**The exercise**
For every line in the records that has the word "possono", make a copy.

• • • • • • •

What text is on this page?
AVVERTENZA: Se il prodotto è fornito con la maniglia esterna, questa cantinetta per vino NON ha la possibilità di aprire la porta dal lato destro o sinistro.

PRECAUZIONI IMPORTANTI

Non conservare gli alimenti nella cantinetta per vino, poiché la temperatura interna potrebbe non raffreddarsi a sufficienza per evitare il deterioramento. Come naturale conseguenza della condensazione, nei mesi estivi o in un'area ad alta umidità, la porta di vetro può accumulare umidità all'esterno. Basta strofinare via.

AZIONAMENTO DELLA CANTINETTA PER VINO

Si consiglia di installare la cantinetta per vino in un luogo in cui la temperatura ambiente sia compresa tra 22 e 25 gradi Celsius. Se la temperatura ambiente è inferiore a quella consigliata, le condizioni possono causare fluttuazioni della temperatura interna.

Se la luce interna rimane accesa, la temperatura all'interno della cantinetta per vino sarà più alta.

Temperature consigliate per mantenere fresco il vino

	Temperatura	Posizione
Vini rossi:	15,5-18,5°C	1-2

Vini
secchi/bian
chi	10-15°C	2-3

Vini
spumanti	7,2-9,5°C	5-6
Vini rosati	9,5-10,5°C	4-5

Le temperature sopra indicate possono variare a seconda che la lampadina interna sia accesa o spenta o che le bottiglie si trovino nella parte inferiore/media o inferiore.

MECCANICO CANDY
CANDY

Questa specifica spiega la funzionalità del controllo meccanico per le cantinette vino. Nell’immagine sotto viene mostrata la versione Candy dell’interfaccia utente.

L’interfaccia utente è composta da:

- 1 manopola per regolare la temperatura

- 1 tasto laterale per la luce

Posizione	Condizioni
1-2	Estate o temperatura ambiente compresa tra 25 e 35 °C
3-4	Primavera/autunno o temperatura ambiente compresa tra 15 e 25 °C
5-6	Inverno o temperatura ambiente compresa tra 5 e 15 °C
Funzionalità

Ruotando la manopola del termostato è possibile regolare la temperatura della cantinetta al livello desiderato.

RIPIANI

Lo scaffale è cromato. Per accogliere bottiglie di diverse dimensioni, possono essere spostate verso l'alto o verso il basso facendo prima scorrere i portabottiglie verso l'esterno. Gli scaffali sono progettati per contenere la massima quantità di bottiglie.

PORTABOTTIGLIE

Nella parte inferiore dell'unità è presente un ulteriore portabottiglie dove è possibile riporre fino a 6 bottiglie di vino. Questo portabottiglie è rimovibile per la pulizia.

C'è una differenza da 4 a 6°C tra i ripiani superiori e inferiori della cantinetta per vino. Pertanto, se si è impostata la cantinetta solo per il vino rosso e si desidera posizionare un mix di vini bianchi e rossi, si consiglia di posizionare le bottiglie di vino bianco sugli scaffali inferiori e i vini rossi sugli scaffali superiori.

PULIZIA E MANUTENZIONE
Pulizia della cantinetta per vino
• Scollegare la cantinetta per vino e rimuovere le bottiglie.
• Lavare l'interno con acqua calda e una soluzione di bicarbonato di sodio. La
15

• • • • • • •

**Response**
Si consiglia di installare la cantinetta per vino in un luogo in cui la temperatura ambiente sia compresa tra 22 e 25 gradi Celsius. Se la temperatura ambiente è inferiore a quella consigliata, le condizioni possono causare fluttuazioni della temperatura interna.
Le temperature sopra indicate possono variare a seconda che la lampadina interna sia accesa o spenta o che le bottiglie si trovino nella parte inferiore/media o inferiore.
Lo scaffale è cromato. Per accogliere bottiglie di diverse dimensioni, possono essere spostate verso l'alto o verso il basso facendo prima scorrere i portabottiglie verso l'esterno. Gli scaffali sono progettati per contenere la massima quantità di bottiglie.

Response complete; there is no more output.